*Stored rows*:

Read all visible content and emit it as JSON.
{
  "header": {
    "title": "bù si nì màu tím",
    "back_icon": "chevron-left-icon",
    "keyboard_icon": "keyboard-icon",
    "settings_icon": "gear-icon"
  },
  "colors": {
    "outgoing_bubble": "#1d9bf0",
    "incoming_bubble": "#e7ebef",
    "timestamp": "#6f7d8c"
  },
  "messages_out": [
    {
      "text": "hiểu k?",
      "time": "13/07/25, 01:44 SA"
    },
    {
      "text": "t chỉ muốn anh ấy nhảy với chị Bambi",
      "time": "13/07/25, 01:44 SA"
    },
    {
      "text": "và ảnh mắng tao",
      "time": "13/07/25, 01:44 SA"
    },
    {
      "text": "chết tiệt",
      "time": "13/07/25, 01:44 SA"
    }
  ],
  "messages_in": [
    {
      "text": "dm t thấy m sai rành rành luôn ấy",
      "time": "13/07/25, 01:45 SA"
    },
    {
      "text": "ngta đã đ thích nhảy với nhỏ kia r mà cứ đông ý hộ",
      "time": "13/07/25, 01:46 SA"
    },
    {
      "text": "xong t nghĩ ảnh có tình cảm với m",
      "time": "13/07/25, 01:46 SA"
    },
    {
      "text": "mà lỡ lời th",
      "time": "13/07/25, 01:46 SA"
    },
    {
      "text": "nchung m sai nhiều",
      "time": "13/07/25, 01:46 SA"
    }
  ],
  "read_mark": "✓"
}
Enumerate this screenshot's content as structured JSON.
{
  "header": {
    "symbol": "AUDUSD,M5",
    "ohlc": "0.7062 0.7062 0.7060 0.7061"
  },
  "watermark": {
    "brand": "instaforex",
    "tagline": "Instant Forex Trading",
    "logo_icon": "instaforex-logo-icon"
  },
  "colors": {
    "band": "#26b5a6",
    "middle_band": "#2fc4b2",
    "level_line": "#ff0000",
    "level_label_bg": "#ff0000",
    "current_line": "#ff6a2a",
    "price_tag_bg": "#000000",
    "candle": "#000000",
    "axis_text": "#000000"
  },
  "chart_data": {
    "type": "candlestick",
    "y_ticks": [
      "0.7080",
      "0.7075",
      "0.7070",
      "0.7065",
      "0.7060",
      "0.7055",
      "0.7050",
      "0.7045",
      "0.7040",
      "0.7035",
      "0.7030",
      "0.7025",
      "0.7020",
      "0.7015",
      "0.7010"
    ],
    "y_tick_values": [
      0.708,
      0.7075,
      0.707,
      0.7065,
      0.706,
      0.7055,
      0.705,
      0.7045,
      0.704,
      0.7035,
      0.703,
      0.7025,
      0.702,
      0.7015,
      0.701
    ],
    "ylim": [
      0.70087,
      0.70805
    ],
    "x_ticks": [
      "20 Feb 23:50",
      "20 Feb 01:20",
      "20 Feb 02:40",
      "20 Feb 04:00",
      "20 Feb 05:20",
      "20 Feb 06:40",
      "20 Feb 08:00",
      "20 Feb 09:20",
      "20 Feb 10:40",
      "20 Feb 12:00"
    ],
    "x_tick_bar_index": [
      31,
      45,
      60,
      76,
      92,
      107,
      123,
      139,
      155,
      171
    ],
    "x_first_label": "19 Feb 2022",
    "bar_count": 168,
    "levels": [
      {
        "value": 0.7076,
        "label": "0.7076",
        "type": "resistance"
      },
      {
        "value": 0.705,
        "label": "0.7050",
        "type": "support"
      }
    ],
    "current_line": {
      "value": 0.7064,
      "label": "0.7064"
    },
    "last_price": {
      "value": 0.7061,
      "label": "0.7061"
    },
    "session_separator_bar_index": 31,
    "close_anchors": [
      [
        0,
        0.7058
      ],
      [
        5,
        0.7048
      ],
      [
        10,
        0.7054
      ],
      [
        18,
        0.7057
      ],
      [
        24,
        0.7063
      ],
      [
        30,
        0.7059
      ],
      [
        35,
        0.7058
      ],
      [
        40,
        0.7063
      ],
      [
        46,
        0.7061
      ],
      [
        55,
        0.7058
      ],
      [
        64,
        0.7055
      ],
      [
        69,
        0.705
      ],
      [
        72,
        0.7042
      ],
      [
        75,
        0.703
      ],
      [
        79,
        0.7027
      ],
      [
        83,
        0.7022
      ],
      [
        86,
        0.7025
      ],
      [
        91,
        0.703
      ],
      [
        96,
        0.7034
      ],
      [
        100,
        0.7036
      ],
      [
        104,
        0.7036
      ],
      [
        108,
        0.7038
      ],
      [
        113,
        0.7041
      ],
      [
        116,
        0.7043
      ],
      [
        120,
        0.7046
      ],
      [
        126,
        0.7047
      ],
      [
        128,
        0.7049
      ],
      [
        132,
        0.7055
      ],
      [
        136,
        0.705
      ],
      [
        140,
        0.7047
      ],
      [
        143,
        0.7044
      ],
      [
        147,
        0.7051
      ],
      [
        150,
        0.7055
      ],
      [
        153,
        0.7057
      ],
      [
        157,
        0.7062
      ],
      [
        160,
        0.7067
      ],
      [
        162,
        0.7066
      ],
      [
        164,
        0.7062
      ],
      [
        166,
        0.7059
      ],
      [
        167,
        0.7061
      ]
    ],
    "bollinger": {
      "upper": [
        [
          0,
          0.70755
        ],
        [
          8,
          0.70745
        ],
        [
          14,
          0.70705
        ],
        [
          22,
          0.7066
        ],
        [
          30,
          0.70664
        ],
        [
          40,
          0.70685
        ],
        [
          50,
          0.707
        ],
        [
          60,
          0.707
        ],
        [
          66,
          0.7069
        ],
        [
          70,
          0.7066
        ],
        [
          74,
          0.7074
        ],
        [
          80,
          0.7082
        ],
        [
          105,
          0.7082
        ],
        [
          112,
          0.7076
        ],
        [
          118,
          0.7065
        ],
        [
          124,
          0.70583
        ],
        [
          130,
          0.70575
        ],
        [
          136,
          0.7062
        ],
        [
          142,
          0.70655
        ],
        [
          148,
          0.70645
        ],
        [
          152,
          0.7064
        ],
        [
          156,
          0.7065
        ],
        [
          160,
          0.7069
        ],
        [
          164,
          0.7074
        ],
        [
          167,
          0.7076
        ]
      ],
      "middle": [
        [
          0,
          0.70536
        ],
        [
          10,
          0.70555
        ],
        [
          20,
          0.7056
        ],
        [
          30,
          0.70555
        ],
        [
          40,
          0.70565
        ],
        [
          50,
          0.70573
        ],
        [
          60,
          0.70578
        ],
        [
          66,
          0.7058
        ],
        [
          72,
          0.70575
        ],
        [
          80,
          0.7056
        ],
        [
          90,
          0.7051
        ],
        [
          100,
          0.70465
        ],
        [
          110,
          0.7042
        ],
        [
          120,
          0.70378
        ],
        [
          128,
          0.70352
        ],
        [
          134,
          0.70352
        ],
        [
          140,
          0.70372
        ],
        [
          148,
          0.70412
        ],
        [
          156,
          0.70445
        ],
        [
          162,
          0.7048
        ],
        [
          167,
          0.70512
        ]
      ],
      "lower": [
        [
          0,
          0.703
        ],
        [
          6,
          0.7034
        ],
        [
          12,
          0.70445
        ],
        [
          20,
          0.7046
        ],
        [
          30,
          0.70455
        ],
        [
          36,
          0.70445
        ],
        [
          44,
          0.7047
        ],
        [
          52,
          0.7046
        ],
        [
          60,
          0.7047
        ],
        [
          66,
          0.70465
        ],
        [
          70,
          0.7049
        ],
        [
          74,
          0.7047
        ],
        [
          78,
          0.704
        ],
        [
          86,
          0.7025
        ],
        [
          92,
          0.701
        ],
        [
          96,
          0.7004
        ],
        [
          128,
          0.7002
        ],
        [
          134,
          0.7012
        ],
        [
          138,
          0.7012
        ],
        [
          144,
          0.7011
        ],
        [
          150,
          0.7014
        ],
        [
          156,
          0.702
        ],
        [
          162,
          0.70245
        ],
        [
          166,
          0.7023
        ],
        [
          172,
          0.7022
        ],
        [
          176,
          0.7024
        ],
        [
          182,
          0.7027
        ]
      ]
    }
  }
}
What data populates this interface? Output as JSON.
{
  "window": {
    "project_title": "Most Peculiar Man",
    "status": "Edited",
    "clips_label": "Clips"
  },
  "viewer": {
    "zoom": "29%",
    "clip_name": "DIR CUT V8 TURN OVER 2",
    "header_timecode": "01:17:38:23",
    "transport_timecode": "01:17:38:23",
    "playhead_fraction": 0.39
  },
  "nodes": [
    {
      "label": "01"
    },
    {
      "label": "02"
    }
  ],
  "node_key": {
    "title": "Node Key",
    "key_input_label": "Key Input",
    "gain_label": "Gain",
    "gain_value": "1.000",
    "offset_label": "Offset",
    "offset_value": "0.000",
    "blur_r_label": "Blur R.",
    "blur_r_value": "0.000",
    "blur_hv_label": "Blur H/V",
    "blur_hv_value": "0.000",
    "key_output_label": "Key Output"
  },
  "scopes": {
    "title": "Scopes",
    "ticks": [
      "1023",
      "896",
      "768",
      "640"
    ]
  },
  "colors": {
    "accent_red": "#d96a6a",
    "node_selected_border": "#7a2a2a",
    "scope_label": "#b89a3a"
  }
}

*Task brief*: Pick out the lines containing the string "Output".

*The completed task*:
What data populates this interface? Output as JSON.
    "key_output_label": "Key Output"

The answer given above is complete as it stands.